**** RECORDS PROVIDED ****

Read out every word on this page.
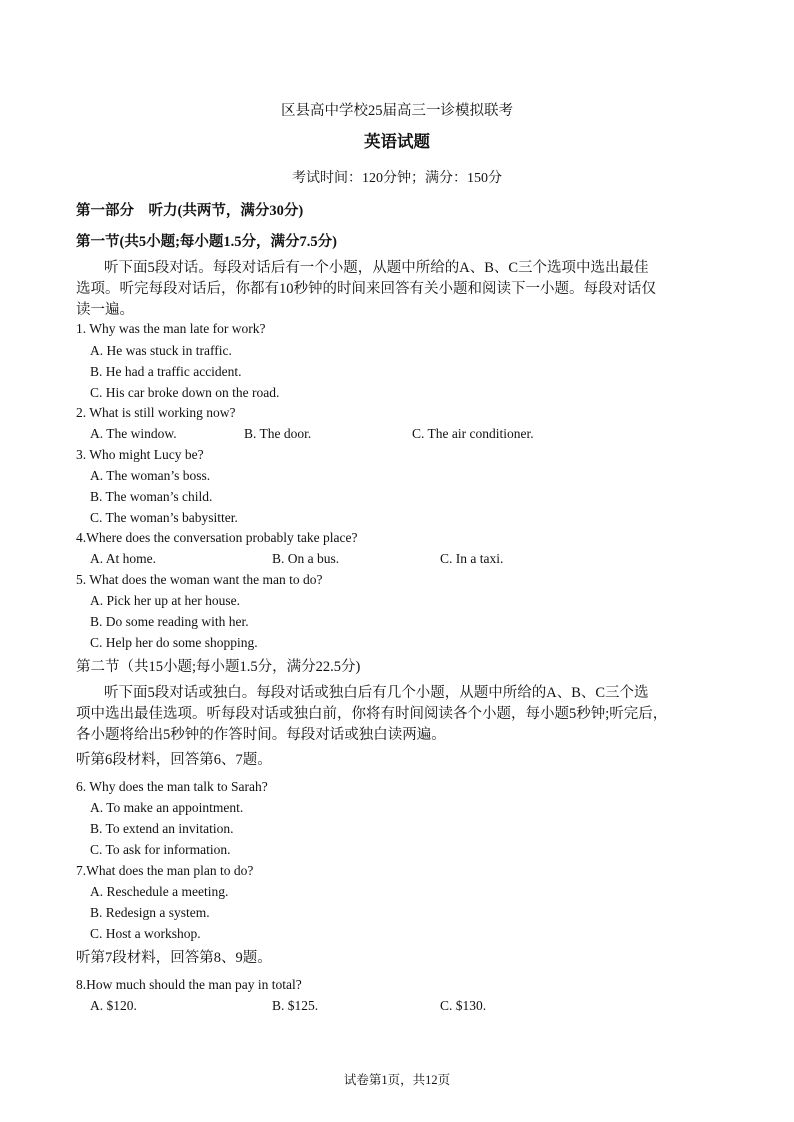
区县高中学校25届高三一诊模拟联考
英语试题
考试时间：120分钟；满分：150分
第一部分　听力(共两节，满分30分)
第一节(共5小题;每小题1.5分，满分7.5分)
听下面5段对话。每段对话后有一个小题，从题中所给的A、B、C三个选项中选出最佳
选项。听完每段对话后，你都有10秒钟的时间来回答有关小题和阅读下一小题。每段对话仅
读一遍。
1. Why was the man late for work?
A. He was stuck in traffic.
B. He had a traffic accident.
C. His car broke down on the road.
2. What is still working now?
A. The window.	B. The door.	C. The air conditioner.
3. Who might Lucy be?
A. The woman’s boss.
B. The woman’s child.
C. The woman’s babysitter.
4.Where does the conversation probably take place?
A. At home.	B. On a bus.	C. In a taxi.
5. What does the woman want the man to do?
A. Pick her up at her house.
B. Do some reading with her.
C. Help her do some shopping.
第二节（共15小题;每小题1.5分，满分22.5分)
听下面5段对话或独白。每段对话或独白后有几个小题，从题中所给的A、B、C三个选
项中选出最佳选项。听每段对话或独白前，你将有时间阅读各个小题，每小题5秒钟;听完后，
各小题将给出5秒钟的作答时间。每段对话或独白读两遍。
听第6段材料，回答第6、7题。
6. Why does the man talk to Sarah?
A. To make an appointment.
B. To extend an invitation.
C. To ask for information.
7.What does the man plan to do?
A. Reschedule a meeting.
B. Redesign a system.
C. Host a workshop.
听第7段材料，回答第8、9题。
8.How much should the man pay in total?
A. $120.	B. $125.	C. $130.
试卷第1页，共12页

****

# REQUIRED TASK:
Your copy should hold every record word for word and none of the pictures.

# FULL RESPONSE:
Read out every word on this page.
区县高中学校25届高三一诊模拟联考
英语试题
考试时间：120分钟；满分：150分
第一部分　听力(共两节，满分30分)
第一节(共5小题;每小题1.5分，满分7.5分)
听下面5段对话。每段对话后有一个小题，从题中所给的A、B、C三个选项中选出最佳
选项。听完每段对话后，你都有10秒钟的时间来回答有关小题和阅读下一小题。每段对话仅
读一遍。
1. Why was the man late for work?
A. He was stuck in traffic.
B. He had a traffic accident.
C. His car broke down on the road.
2. What is still working now?
A. The window.	B. The door.	C. The air conditioner.
3. Who might Lucy be?
A. The woman’s boss.
B. The woman’s child.
C. The woman’s babysitter.
4.Where does the conversation probably take place?
A. At home.	B. On a bus.	C. In a taxi.
5. What does the woman want the man to do?
A. Pick her up at her house.
B. Do some reading with her.
C. Help her do some shopping.
第二节（共15小题;每小题1.5分，满分22.5分)
听下面5段对话或独白。每段对话或独白后有几个小题，从题中所给的A、B、C三个选
项中选出最佳选项。听每段对话或独白前，你将有时间阅读各个小题，每小题5秒钟;听完后，
各小题将给出5秒钟的作答时间。每段对话或独白读两遍。
听第6段材料，回答第6、7题。
6. Why does the man talk to Sarah?
A. To make an appointment.
B. To extend an invitation.
C. To ask for information.
7.What does the man plan to do?
A. Reschedule a meeting.
B. Redesign a system.
C. Host a workshop.
听第7段材料，回答第8、9题。
8.How much should the man pay in total?
A. $120.	B. $125.	C. $130.
试卷第1页，共12页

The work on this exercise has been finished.